┌──
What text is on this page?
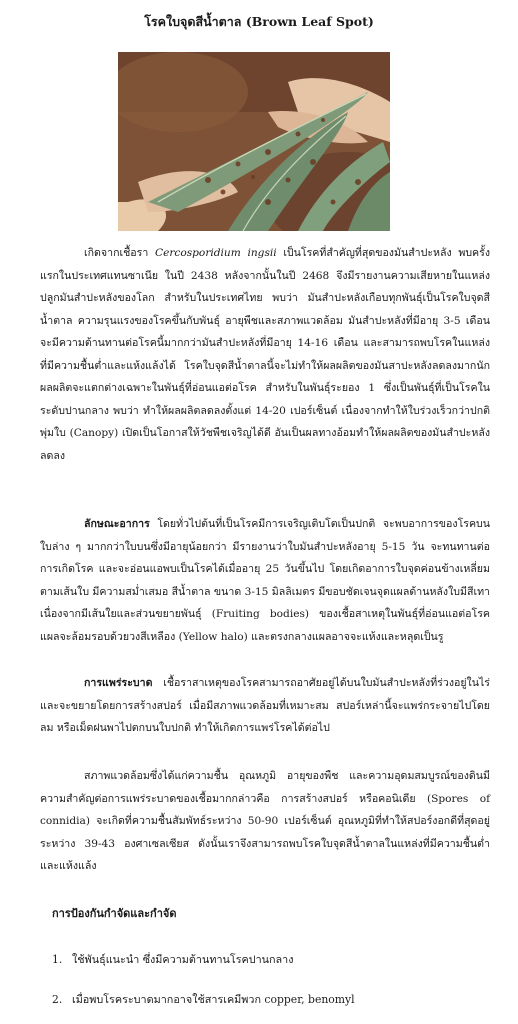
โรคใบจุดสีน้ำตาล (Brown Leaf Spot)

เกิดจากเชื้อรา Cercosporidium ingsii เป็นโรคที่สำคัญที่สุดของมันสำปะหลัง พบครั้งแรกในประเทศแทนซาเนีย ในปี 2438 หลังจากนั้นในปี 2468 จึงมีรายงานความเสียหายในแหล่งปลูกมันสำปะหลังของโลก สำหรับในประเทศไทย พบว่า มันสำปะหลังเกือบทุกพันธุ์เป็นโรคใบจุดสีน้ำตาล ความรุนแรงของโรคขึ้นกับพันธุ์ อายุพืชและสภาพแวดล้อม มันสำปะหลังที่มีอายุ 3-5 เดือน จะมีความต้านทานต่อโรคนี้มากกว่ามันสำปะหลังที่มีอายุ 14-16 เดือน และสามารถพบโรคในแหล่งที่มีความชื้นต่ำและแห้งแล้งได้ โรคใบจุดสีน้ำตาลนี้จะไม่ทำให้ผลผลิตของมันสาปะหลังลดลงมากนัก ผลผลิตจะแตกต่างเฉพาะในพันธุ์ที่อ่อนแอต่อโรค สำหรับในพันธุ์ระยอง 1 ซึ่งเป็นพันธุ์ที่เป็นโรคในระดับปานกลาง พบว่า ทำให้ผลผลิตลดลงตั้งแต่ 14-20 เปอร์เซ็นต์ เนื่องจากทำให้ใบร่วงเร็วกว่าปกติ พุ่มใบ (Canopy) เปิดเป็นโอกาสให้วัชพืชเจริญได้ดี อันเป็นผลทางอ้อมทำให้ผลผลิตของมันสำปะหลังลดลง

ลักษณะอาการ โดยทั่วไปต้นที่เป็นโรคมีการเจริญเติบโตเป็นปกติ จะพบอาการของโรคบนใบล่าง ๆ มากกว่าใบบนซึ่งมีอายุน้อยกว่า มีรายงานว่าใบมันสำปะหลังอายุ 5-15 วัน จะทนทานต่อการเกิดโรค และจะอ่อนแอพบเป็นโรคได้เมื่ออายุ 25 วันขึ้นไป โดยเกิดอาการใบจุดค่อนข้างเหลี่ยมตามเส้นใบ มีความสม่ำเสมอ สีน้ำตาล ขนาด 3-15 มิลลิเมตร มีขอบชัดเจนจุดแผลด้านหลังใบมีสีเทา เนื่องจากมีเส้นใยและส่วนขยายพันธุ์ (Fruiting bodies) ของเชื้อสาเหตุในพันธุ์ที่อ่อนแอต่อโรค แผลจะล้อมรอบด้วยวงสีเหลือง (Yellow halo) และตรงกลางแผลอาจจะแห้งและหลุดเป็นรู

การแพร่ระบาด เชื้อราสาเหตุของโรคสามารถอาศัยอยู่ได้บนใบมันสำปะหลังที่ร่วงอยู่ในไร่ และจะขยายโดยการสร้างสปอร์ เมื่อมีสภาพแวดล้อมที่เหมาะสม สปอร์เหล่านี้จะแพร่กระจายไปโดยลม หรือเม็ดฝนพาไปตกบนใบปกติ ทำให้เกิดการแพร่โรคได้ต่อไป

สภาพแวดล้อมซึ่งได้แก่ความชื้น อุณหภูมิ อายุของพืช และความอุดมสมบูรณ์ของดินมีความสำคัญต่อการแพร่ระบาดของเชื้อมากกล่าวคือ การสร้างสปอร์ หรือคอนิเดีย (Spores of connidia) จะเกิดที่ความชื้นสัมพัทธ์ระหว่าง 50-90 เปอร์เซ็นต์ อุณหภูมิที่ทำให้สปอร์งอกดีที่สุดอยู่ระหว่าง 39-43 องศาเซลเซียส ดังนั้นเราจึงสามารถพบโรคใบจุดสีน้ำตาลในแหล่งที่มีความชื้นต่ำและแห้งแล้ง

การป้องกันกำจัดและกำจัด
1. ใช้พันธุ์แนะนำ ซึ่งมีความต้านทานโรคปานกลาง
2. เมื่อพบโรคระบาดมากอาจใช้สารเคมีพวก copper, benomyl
└──
* Exercise instructions *
Using the listing above, show each line holding the string "สปอร".

* Task result *
การแพร่ระบาด เชื้อราสาเหตุของโรคสามารถอาศัยอยู่ได้บนใบมันสำปะหลังที่ร่วงอยู่ในไร่ และจะขยายโดยการสร้างสปอร์ เมื่อมีสภาพแวดล้อมที่เหมาะสม สปอร์เหล่านี้จะแพร่กระจายไปโดยลม หรือเม็ดฝนพาไปตกบนใบปกติ ทำให้เกิดการแพร่โรคได้ต่อไป
สภาพแวดล้อมซึ่งได้แก่ความชื้น อุณหภูมิ อายุของพืช และความอุดมสมบูรณ์ของดินมีความสำคัญต่อการแพร่ระบาดของเชื้อมากกล่าวคือ การสร้างสปอร์ หรือคอนิเดีย (Spores of connidia) จะเกิดที่ความชื้นสัมพัทธ์ระหว่าง 50-90 เปอร์เซ็นต์ อุณหภูมิที่ทำให้สปอร์งอกดีที่สุดอยู่ระหว่าง 39-43 องศาเซลเซียส ดังนั้นเราจึงสามารถพบโรคใบจุดสีน้ำตาลในแหล่งที่มีความชื้นต่ำและแห้งแล้ง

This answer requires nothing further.